> _Exercise objective_:
Find each line with the string "dolů" and copy it.

(Stored records)
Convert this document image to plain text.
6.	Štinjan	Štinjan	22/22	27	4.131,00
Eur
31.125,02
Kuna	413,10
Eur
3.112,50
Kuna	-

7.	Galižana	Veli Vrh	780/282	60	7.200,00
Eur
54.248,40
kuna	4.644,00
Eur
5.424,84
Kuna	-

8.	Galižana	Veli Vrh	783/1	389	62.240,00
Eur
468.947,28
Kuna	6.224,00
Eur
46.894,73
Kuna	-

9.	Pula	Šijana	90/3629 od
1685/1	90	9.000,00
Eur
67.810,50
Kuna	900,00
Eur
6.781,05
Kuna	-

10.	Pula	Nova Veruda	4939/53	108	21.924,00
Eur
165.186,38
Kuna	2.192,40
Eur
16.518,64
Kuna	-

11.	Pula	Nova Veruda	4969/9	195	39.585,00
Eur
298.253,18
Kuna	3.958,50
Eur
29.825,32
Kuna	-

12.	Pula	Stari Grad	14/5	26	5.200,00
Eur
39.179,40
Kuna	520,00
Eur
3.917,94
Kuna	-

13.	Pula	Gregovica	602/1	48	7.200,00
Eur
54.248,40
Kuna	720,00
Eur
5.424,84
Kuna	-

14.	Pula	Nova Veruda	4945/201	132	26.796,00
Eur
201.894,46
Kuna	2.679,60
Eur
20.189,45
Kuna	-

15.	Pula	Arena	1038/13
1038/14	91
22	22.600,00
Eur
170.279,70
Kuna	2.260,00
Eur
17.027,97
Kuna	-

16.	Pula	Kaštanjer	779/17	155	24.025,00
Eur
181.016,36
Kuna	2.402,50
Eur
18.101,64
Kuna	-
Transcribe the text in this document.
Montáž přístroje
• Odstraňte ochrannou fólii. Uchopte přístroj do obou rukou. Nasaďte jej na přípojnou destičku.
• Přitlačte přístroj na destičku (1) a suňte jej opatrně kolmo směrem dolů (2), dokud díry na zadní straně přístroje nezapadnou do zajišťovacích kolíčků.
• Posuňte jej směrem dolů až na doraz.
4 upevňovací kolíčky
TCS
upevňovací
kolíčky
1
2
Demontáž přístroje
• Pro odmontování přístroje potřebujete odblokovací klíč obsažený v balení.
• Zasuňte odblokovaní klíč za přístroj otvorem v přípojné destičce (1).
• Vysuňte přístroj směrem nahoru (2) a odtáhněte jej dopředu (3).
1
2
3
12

> _Solution to this problem_:
• Přitlačte přístroj na destičku (1) a suňte jej opatrně kolmo směrem dolů (2), dokud díry na zadní straně přístroje nezapadnou do zajišťovacích kolíčků.
• Posuňte jej směrem dolů až na doraz.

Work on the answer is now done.